Data lines:
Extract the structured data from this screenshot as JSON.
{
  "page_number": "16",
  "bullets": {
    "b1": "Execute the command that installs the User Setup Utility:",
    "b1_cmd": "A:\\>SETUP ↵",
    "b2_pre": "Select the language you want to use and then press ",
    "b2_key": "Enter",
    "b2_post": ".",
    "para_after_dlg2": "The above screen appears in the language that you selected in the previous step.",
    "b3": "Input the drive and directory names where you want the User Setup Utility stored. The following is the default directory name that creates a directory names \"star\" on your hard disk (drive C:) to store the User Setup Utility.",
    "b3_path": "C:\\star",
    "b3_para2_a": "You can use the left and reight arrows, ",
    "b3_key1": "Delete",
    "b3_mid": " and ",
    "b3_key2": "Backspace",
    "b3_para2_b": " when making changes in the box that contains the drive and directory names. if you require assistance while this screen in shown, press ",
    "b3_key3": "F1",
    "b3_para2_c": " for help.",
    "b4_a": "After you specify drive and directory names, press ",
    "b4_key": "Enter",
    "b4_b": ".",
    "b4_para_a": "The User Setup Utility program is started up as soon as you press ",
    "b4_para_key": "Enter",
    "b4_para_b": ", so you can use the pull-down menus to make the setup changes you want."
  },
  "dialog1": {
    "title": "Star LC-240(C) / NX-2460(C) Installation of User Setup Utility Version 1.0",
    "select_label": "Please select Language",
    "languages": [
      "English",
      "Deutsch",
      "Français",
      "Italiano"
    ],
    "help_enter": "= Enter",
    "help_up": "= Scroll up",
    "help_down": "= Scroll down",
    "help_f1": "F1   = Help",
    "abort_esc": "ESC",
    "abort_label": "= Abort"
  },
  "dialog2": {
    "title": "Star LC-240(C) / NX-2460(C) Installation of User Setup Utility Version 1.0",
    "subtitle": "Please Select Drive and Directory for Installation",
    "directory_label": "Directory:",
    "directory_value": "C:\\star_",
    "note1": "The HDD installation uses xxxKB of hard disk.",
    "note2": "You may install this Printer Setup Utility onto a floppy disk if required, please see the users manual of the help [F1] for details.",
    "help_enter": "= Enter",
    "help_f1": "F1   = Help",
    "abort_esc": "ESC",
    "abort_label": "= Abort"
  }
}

Task to complete: Select every line of the material above holding the word "press" and copy it.

Result:
    "b2_pre": "Select the language you want to use and then press ",
    "b3_para2_b": " when making changes in the box that contains the drive and directory names. if you require assistance while this screen in shown, press ",
    "b4_a": "After you specify drive and directory names, press ",
    "b4_para_a": "The User Setup Utility program is started up as soon as you press ",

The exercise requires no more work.